Can you find the lines of the listing that include "Introduction" and copy every one?

> [Input data]:
** Begin **

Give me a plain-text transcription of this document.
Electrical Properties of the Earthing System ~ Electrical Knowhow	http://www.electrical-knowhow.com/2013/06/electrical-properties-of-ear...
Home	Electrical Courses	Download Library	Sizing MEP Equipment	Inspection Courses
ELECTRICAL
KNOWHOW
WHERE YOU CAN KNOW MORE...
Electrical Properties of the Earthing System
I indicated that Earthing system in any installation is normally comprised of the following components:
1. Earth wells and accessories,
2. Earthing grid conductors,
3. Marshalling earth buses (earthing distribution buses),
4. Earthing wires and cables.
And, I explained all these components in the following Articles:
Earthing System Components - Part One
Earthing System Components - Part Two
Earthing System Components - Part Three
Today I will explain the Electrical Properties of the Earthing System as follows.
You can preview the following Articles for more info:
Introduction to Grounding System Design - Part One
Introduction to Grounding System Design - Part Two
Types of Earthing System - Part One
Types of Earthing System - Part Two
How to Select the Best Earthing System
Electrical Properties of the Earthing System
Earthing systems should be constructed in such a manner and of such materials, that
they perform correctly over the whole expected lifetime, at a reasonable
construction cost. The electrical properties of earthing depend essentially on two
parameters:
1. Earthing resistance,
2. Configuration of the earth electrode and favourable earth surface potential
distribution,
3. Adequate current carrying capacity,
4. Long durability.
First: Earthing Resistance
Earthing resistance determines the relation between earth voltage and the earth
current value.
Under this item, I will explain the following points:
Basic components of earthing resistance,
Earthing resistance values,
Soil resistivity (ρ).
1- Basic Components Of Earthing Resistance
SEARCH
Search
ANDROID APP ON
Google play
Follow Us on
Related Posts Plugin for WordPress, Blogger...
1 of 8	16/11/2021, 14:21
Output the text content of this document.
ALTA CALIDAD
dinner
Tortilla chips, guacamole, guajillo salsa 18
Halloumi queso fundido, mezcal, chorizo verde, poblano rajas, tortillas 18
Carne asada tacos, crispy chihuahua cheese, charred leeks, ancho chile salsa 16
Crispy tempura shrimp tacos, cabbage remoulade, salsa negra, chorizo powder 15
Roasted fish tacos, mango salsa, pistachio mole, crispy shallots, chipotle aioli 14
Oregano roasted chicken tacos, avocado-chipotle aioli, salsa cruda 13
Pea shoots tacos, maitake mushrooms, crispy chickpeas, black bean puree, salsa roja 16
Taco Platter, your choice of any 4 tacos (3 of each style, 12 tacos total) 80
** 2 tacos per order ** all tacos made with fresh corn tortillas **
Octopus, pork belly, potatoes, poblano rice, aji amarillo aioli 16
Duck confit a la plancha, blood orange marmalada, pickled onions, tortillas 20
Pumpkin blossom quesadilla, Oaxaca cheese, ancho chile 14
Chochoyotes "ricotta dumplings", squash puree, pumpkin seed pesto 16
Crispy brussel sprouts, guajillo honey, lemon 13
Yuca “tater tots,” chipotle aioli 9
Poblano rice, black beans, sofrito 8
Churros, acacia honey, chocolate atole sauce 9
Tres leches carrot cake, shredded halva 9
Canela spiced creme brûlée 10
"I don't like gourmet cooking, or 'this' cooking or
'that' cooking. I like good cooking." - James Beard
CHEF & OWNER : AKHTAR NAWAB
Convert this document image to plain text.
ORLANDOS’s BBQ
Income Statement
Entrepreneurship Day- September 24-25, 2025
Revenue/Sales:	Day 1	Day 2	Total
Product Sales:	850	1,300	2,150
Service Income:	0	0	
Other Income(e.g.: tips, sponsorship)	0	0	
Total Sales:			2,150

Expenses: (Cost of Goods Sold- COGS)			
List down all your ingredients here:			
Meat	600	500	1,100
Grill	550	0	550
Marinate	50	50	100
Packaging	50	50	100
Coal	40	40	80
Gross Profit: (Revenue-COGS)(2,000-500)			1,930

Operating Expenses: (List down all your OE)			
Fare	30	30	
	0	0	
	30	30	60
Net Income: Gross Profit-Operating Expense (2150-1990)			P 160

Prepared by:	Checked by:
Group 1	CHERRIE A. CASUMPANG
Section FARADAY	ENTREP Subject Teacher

** End **

> [Task response]:
Introduction to Grounding System Design - Part One
Introduction to Grounding System Design - Part Two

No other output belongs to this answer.